--- START OF PROVIDED DATA ---

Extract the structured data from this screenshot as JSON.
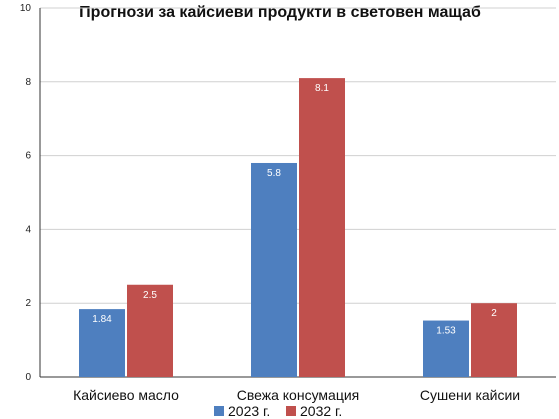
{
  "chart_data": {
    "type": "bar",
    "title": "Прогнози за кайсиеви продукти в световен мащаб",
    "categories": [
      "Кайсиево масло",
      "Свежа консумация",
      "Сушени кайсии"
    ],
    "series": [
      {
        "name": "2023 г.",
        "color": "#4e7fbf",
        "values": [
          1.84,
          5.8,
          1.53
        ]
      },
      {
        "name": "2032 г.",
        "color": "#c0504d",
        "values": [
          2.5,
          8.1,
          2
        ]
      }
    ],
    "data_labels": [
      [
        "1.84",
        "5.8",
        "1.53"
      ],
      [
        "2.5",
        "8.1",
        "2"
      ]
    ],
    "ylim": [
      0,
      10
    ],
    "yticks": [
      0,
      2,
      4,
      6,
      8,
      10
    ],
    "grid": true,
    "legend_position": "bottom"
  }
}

--- END OF PROVIDED DATA ---
--- START OF PROVIDED DATA ---

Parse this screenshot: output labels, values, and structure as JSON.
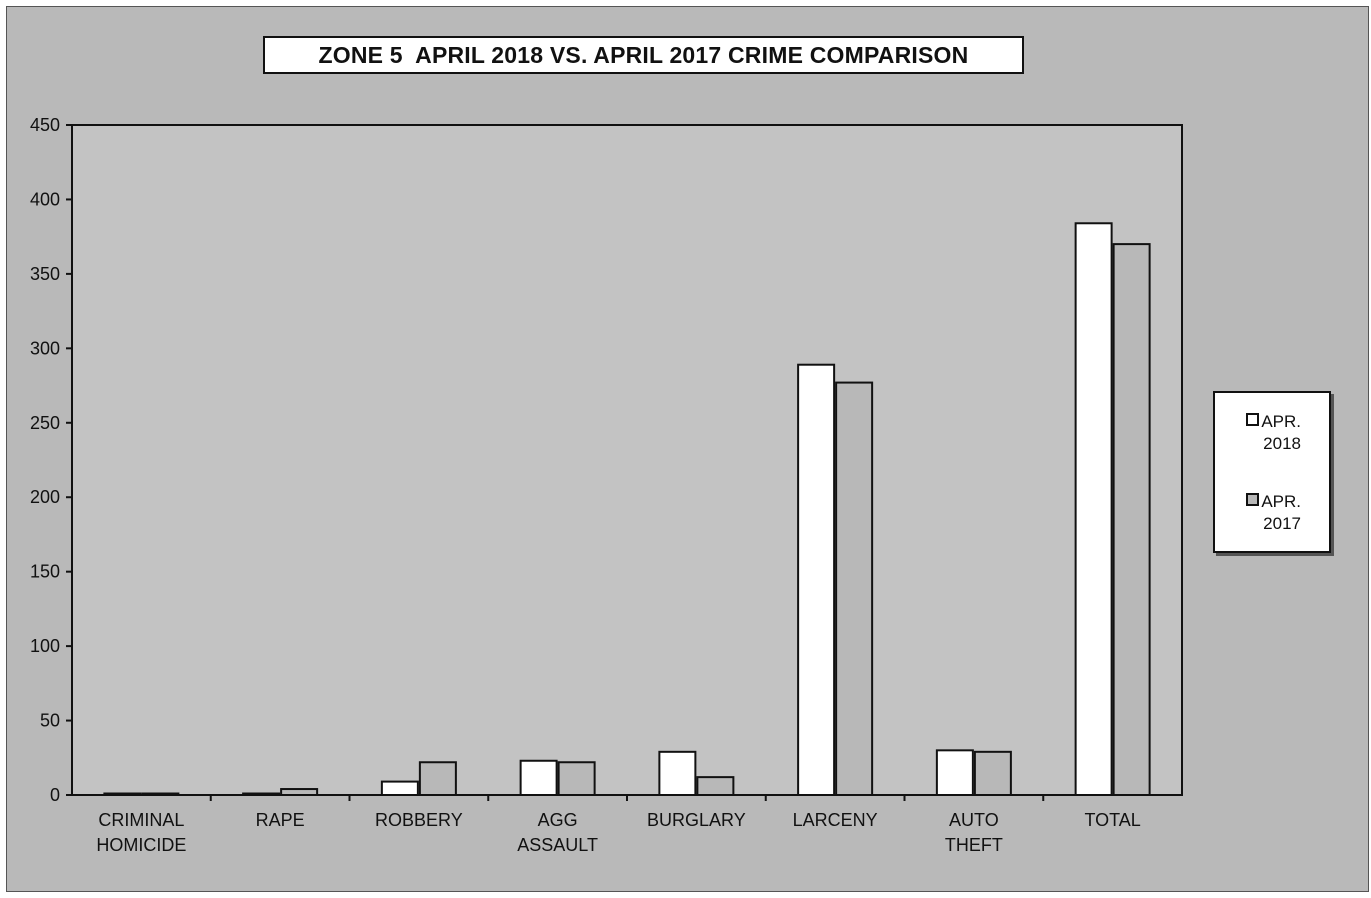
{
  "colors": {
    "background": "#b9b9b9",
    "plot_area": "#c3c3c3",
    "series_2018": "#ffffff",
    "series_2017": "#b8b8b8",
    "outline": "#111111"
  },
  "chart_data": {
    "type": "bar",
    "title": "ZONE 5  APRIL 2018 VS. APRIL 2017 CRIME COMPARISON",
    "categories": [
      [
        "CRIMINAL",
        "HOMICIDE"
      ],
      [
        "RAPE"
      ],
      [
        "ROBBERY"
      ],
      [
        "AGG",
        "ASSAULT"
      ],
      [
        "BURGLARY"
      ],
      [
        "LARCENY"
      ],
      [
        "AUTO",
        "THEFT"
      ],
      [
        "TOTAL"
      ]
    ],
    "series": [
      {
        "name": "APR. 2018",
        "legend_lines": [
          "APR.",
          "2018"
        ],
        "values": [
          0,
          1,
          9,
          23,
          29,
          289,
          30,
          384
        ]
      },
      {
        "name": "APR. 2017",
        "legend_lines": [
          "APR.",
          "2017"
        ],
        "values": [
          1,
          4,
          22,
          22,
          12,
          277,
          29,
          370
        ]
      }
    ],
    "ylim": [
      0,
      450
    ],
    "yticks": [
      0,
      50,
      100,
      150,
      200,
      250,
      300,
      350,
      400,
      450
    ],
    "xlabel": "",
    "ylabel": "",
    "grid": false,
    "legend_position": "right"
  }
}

--- END OF PROVIDED DATA ---

EXERCISE: Find "this". Copy every line it occurs in.

TASK ANSWER:
Extract the structured data from this screenshot as JSON.
Parse this screenshot: output labels, values, and structure as JSON.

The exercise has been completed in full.